* **Exercise aim**
Gather, from the data below, each line in which the word "type" occurs.

------------------------------------

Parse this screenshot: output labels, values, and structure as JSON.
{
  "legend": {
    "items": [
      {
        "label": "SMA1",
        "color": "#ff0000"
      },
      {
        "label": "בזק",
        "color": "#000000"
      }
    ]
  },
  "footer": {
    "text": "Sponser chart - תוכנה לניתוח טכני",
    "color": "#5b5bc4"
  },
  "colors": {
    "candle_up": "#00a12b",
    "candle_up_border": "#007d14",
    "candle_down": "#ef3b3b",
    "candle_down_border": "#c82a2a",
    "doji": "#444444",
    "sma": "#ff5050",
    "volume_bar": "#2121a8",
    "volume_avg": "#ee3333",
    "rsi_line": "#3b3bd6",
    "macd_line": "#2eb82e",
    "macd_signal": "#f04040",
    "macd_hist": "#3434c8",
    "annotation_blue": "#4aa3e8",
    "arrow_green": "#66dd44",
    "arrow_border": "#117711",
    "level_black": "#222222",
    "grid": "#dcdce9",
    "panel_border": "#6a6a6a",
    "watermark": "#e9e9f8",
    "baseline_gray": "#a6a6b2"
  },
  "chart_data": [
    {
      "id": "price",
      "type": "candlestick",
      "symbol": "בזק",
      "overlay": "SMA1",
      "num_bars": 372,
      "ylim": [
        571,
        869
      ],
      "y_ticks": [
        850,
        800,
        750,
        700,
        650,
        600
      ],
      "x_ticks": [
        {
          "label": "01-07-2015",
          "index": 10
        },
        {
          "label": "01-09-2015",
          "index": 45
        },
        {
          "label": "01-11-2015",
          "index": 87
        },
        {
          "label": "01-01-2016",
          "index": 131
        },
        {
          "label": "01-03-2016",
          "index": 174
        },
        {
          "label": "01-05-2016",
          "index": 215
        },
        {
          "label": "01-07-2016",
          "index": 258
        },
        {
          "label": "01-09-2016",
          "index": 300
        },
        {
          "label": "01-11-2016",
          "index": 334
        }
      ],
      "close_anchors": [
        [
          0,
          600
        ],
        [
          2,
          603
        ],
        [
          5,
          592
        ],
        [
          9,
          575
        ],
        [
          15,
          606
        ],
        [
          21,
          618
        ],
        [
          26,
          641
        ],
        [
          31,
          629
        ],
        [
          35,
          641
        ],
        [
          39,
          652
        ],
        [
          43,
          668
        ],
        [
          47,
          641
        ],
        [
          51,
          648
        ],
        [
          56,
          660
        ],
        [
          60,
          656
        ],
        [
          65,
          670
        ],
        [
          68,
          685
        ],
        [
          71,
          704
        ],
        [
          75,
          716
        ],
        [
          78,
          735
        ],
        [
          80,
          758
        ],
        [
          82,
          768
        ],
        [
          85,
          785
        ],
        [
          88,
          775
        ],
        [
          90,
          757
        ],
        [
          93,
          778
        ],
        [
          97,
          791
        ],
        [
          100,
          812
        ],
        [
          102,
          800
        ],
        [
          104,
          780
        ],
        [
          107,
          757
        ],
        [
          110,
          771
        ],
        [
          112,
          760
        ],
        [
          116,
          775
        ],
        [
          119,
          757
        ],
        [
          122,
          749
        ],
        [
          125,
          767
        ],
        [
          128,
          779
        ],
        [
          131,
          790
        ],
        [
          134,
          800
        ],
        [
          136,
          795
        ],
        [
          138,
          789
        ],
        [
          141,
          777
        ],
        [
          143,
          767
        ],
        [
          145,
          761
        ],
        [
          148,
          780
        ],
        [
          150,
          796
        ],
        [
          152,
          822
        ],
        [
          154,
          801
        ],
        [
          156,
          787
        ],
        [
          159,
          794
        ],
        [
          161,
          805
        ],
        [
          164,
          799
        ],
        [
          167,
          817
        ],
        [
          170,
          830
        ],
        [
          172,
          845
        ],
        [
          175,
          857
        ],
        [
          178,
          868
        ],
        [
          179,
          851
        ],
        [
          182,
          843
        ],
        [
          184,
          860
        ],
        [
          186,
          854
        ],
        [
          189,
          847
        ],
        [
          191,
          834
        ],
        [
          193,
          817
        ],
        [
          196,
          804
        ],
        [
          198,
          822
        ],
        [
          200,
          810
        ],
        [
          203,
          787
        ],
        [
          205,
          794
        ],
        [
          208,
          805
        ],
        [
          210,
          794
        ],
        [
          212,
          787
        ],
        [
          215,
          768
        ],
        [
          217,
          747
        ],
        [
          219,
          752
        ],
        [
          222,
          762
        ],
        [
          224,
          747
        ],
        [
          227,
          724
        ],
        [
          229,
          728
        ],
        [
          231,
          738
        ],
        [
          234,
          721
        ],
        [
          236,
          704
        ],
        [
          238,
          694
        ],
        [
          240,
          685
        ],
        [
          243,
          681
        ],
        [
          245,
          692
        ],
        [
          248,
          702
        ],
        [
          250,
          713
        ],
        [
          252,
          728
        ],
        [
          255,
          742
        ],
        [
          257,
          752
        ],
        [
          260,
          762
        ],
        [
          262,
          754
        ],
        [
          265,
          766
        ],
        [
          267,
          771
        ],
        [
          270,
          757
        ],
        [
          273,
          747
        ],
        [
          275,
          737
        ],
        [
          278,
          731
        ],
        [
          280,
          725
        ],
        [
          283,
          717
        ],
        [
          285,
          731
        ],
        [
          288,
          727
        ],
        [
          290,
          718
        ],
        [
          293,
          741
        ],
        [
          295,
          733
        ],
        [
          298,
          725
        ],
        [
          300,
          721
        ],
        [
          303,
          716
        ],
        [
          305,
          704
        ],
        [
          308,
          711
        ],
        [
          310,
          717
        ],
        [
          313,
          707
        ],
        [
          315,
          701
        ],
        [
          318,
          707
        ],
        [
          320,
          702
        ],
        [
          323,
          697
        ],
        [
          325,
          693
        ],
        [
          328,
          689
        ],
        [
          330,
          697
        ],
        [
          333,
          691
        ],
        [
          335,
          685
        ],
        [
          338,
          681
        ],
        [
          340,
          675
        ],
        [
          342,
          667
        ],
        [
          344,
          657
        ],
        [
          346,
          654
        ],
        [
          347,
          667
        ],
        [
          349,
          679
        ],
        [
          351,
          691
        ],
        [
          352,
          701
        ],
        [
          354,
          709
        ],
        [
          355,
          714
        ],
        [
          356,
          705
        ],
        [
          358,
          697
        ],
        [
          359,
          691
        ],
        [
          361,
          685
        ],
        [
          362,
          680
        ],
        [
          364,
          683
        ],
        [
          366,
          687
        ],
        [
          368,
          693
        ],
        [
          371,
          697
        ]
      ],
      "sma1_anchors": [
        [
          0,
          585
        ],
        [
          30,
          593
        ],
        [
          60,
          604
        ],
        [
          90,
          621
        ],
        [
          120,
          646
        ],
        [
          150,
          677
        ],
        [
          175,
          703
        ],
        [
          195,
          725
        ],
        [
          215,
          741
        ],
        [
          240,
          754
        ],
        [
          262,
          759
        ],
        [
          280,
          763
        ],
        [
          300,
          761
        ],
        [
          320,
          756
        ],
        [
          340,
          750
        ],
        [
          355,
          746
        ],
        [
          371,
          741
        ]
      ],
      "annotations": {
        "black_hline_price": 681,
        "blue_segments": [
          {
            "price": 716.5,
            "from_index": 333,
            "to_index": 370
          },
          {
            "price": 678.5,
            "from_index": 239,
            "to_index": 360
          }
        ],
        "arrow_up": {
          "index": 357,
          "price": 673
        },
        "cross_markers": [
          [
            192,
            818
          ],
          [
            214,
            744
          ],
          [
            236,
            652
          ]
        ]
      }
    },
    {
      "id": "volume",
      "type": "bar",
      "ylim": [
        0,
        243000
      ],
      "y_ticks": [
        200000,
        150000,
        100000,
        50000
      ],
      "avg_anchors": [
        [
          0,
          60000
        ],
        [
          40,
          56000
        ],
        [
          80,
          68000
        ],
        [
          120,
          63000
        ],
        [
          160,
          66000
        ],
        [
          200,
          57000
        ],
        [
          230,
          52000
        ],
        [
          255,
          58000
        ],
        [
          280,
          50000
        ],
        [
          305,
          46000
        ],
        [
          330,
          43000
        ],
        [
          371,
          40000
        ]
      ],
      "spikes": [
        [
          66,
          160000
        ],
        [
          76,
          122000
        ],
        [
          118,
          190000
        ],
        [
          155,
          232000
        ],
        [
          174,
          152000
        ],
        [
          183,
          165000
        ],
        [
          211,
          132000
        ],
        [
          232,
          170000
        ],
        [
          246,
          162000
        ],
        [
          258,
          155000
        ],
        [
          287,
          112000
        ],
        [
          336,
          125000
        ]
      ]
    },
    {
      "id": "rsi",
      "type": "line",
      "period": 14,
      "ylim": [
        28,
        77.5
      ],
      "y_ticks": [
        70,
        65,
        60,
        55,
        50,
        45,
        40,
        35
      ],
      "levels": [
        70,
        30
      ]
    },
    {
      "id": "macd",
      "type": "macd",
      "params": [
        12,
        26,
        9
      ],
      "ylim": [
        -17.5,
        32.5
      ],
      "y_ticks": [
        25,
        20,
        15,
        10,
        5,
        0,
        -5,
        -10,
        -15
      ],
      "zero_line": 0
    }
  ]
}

------------------------------------

* **Task solution**
      "type": "candlestick",
      "type": "bar",
      "type": "line",
      "type": "macd",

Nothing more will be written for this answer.